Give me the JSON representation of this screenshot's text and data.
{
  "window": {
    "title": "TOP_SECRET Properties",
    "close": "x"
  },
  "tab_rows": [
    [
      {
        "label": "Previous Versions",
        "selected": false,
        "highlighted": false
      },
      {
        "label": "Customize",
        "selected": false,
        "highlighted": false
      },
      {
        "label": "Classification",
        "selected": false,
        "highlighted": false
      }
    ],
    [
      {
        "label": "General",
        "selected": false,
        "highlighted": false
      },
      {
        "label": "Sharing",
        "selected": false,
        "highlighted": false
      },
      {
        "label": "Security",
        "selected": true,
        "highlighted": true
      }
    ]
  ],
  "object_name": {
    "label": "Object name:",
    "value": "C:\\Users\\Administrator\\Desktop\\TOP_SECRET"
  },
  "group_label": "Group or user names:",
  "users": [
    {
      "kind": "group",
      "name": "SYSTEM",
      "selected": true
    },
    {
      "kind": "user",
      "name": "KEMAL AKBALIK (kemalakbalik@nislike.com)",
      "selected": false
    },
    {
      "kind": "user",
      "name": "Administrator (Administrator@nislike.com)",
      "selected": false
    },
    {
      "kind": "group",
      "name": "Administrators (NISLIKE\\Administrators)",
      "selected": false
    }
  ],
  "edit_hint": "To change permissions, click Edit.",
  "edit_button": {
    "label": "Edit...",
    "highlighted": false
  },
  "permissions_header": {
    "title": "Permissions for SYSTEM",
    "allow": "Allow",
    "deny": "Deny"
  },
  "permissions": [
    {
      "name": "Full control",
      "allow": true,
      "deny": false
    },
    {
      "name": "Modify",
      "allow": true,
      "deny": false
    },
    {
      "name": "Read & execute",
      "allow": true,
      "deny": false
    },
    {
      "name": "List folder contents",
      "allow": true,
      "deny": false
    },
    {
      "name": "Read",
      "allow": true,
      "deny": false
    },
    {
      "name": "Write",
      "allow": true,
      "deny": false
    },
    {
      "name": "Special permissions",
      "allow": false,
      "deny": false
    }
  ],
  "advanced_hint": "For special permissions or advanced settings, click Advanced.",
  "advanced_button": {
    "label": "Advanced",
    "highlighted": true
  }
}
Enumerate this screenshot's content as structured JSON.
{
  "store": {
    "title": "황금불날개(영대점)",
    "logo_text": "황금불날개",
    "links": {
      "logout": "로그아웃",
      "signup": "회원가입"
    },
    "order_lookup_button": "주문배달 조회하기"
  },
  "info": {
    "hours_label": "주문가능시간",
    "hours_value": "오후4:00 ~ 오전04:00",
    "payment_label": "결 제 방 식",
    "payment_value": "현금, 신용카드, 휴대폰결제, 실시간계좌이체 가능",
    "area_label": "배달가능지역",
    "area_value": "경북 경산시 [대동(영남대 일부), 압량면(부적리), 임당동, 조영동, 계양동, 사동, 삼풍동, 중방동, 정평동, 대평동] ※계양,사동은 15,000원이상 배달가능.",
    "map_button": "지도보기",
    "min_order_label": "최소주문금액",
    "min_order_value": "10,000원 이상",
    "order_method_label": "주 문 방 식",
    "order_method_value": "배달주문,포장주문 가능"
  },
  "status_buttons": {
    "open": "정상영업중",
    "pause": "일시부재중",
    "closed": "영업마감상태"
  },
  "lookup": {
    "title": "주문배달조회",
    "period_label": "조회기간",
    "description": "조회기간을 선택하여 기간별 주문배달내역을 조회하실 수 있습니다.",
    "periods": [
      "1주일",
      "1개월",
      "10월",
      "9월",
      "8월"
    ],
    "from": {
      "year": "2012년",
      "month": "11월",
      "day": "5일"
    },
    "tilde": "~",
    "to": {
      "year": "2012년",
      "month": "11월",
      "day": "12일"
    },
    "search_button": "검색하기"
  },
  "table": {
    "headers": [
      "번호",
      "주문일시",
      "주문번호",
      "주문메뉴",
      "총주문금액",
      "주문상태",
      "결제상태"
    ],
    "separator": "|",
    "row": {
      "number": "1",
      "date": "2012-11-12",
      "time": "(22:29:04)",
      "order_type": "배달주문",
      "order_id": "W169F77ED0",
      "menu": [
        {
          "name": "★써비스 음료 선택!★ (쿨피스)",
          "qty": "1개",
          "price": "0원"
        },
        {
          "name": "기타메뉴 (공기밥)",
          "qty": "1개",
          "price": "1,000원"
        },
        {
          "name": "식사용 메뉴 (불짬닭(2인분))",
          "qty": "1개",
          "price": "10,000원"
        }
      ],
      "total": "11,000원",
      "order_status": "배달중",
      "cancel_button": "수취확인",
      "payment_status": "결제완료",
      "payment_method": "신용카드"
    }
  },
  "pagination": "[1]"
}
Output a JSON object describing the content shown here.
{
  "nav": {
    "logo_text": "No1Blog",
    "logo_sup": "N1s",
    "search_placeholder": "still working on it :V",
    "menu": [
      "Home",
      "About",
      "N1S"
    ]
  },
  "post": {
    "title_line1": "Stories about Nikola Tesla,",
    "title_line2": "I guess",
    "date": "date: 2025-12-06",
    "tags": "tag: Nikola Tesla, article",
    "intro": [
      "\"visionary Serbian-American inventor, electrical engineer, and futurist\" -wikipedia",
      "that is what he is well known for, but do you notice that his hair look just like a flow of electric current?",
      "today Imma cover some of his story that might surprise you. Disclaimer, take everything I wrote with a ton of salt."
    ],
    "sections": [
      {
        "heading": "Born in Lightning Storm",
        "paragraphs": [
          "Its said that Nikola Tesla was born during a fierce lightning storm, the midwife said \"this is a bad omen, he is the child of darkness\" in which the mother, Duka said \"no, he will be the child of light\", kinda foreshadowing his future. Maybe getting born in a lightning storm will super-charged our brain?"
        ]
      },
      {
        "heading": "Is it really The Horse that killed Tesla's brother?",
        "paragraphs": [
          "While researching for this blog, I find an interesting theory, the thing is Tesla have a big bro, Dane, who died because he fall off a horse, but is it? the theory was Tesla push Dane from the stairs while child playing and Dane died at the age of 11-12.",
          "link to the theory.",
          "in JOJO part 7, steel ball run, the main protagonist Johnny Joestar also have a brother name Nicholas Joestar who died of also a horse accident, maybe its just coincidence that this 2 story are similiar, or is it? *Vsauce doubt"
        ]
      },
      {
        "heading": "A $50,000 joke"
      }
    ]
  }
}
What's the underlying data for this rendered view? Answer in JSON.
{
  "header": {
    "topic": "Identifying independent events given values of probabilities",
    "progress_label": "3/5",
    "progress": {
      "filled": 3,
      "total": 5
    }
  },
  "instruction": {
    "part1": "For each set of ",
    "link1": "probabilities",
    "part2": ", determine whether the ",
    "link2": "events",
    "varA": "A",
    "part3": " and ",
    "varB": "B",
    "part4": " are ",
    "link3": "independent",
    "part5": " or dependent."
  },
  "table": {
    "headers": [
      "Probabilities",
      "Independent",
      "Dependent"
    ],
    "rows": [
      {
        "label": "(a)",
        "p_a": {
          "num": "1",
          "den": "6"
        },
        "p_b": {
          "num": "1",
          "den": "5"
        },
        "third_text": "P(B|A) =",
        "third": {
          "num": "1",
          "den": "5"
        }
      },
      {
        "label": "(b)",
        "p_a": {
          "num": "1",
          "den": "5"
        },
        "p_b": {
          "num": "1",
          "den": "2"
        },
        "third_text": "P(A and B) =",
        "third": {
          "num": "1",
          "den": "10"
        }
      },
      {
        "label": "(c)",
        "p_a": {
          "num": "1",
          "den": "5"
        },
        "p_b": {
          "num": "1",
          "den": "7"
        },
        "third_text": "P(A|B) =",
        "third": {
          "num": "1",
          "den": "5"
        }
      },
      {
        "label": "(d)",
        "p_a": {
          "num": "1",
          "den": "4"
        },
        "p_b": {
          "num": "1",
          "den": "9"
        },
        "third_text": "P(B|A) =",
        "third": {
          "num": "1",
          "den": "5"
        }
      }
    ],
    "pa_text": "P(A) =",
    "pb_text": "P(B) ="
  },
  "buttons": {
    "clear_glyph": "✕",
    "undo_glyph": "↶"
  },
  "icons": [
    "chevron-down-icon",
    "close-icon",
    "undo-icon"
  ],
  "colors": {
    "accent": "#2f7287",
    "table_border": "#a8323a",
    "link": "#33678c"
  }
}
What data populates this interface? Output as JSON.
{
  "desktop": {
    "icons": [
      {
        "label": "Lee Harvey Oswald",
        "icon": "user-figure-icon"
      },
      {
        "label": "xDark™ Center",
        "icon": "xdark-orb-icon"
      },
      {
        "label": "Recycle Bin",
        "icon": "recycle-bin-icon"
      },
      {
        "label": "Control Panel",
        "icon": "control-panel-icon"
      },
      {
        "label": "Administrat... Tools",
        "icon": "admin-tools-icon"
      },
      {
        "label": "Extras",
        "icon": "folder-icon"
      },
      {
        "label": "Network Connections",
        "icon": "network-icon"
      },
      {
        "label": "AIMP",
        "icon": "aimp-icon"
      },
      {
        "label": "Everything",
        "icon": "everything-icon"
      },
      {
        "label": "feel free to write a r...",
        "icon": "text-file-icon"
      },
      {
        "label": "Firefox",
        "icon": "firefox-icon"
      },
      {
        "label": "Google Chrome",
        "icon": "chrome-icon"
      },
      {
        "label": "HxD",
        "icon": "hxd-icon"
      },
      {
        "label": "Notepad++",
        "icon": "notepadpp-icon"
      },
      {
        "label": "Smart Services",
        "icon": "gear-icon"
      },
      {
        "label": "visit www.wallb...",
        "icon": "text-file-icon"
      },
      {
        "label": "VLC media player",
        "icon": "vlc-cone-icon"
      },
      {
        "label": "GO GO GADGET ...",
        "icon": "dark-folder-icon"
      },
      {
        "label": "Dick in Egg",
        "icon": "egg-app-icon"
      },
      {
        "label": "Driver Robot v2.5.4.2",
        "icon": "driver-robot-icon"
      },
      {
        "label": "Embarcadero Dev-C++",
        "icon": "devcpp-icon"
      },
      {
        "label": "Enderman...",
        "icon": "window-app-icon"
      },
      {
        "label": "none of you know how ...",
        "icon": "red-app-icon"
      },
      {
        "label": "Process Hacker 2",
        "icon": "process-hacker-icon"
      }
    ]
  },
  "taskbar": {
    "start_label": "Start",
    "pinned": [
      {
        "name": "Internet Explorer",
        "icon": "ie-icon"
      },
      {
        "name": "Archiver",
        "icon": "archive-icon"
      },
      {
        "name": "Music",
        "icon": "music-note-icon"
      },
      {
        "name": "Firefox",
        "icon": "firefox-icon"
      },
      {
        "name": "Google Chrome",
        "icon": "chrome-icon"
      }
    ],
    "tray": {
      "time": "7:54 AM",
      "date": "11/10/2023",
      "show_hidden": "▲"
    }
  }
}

+-------+

In how many lines of the data does the string "from" appear? Give only the number.

■ **RESULT OF THIS TASK**: 2